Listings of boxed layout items

++++++++++++++++++++

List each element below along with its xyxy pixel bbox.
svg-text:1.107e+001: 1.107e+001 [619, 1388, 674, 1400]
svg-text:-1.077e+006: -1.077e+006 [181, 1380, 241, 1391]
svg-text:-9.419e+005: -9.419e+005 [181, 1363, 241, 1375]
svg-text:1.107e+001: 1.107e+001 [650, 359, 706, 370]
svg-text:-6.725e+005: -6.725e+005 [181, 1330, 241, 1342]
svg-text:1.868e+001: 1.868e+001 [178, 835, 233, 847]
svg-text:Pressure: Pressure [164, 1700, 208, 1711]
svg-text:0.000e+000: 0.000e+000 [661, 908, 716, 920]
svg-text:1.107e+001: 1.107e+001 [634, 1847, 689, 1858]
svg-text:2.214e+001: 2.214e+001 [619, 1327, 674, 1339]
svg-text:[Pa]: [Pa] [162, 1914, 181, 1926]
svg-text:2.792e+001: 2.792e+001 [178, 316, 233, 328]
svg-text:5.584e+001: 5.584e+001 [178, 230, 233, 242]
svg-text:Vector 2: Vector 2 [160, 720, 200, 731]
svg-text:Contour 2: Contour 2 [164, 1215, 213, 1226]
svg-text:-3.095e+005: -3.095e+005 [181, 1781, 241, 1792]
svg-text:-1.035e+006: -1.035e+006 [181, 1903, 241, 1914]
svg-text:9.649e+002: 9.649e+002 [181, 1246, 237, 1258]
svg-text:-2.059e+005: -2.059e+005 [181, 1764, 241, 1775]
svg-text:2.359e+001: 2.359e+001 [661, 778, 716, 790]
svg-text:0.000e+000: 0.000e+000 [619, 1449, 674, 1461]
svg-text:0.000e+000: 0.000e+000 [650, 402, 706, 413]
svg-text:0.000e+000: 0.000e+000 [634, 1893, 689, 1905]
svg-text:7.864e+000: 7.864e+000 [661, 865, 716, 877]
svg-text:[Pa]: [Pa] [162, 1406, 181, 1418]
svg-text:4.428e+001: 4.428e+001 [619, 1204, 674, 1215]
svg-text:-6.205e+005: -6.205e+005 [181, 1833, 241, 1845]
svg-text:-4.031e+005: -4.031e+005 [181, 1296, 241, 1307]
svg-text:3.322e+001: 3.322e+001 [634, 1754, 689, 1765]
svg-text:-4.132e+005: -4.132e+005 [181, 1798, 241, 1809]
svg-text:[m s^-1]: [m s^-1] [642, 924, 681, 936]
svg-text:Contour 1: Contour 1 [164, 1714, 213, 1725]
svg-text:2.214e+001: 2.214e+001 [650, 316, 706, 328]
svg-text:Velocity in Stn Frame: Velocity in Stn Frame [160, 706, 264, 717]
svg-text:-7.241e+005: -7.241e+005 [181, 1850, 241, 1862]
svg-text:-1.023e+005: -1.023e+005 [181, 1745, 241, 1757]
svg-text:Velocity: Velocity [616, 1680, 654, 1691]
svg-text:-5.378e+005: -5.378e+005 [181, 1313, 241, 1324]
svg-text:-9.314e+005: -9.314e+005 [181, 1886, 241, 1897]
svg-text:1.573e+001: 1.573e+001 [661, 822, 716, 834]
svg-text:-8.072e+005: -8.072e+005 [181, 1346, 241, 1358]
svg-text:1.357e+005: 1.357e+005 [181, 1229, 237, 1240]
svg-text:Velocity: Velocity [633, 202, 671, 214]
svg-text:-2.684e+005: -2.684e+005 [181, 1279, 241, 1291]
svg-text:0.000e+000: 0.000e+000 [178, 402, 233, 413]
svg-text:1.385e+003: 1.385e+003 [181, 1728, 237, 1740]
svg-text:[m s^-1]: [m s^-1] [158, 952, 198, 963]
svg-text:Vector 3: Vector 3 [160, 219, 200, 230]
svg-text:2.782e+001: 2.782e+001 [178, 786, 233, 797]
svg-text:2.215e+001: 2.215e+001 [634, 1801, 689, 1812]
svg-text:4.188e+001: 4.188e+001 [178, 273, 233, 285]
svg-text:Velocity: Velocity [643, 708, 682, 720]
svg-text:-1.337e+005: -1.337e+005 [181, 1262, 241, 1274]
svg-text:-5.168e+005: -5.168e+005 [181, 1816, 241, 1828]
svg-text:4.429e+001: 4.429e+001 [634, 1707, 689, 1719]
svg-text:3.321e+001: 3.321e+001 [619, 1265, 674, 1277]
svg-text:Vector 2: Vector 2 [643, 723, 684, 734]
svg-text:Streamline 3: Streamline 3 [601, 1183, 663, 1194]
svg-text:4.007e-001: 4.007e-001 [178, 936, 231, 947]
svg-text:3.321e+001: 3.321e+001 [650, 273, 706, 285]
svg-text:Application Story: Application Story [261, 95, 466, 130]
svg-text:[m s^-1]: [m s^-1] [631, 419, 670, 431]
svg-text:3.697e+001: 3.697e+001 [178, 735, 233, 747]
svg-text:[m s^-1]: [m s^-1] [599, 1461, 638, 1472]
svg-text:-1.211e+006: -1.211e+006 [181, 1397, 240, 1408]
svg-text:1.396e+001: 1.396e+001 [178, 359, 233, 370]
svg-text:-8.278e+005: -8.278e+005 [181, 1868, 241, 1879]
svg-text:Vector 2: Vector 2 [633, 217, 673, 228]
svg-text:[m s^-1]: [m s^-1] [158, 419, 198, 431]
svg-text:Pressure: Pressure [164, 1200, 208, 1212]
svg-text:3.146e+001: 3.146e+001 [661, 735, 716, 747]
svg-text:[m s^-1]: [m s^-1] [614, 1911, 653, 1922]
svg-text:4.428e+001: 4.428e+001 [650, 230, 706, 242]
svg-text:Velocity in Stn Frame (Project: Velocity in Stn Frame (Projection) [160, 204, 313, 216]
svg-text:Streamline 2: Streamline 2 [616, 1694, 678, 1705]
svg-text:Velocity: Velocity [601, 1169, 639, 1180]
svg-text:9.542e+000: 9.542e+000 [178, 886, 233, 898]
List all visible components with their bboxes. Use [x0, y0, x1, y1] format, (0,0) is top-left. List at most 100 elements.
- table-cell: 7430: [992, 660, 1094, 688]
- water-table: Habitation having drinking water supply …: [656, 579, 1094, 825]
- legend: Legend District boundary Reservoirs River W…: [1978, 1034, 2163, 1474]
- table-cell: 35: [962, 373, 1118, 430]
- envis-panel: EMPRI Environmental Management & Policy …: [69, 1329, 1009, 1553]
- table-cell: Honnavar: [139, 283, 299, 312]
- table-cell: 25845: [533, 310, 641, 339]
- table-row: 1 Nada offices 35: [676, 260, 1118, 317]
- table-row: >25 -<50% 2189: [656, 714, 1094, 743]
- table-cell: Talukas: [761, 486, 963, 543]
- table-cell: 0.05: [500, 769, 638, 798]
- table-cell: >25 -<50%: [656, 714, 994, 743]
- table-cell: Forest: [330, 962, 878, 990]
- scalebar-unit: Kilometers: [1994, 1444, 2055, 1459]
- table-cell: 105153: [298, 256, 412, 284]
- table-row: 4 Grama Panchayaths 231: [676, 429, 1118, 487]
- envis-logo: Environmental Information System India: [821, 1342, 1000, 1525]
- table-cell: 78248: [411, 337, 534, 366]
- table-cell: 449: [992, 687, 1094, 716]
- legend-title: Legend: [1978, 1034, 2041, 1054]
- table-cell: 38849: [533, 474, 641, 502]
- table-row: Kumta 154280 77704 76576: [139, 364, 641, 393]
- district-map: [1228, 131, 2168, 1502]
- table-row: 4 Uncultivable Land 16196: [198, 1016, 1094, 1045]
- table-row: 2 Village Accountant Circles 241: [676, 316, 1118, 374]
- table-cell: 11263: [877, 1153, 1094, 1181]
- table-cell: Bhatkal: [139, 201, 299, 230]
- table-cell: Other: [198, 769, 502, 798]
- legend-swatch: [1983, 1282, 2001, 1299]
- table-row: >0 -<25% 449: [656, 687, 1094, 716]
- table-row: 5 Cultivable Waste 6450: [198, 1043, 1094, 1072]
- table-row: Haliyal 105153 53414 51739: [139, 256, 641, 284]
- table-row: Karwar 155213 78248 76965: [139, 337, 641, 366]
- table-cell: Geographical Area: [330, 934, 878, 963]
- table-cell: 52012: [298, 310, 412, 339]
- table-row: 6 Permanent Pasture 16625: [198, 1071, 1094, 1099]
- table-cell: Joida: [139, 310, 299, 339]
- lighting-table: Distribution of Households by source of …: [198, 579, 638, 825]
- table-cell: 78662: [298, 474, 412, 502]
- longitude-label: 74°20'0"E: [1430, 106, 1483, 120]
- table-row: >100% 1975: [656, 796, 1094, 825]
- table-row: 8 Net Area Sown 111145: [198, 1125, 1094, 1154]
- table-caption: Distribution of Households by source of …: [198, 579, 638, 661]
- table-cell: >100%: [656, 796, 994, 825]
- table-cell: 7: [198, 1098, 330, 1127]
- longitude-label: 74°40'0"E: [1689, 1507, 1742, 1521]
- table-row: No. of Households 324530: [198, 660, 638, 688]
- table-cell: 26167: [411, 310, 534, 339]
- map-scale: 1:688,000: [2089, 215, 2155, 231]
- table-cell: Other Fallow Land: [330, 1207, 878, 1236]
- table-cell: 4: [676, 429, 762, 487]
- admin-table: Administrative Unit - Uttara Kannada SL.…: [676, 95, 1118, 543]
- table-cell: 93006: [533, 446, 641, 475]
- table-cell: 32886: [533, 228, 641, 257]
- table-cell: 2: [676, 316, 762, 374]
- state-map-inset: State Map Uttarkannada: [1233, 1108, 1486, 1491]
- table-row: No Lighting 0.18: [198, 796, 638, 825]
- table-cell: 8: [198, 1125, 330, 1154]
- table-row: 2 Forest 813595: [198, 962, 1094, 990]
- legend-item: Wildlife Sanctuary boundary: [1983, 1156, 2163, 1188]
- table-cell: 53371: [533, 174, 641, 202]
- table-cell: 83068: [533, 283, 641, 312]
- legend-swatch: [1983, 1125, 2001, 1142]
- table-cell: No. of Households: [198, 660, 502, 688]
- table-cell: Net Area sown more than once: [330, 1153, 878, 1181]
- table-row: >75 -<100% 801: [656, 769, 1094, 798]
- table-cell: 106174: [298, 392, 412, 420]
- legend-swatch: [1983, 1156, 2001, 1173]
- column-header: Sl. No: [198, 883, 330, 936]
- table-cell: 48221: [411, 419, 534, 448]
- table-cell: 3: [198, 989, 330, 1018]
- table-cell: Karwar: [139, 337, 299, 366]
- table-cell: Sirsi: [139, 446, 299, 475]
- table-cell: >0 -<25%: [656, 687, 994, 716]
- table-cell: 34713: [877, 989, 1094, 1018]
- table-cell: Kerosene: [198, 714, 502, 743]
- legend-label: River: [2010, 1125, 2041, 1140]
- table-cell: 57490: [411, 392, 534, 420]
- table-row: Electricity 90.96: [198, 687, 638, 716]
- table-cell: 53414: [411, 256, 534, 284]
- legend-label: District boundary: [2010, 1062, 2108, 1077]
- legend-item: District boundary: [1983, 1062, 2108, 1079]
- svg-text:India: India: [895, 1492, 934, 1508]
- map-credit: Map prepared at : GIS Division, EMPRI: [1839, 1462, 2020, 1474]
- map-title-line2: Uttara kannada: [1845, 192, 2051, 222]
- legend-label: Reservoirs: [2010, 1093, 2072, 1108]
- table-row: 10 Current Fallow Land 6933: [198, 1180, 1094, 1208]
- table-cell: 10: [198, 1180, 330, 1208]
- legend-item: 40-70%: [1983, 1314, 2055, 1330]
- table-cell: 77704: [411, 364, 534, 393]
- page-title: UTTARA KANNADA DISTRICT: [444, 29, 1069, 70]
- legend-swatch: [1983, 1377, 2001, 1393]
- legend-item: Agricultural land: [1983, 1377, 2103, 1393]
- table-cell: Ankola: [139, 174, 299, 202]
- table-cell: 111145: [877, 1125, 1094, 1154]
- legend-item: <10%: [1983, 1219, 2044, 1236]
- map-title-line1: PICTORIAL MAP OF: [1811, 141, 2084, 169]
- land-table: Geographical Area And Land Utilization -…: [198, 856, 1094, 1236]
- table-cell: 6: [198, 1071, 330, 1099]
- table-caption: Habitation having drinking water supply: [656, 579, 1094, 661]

++++++++++++++++++++

Turn the material from its first line through the line containing "svg-text:-6.725e+005: -6.725e+005 [181, 1330, 241, 1342]" into a numbered list, leaving out any blank lines.

1. List each element below along with its xyxy pixel bbox.
2. svg-text:1.107e+001: 1.107e+001 [619, 1388, 674, 1400]
3. svg-text:-1.077e+006: -1.077e+006 [181, 1380, 241, 1391]
4. svg-text:-9.419e+005: -9.419e+005 [181, 1363, 241, 1375]
5. svg-text:1.107e+001: 1.107e+001 [650, 359, 706, 370]
6. svg-text:-6.725e+005: -6.725e+005 [181, 1330, 241, 1342]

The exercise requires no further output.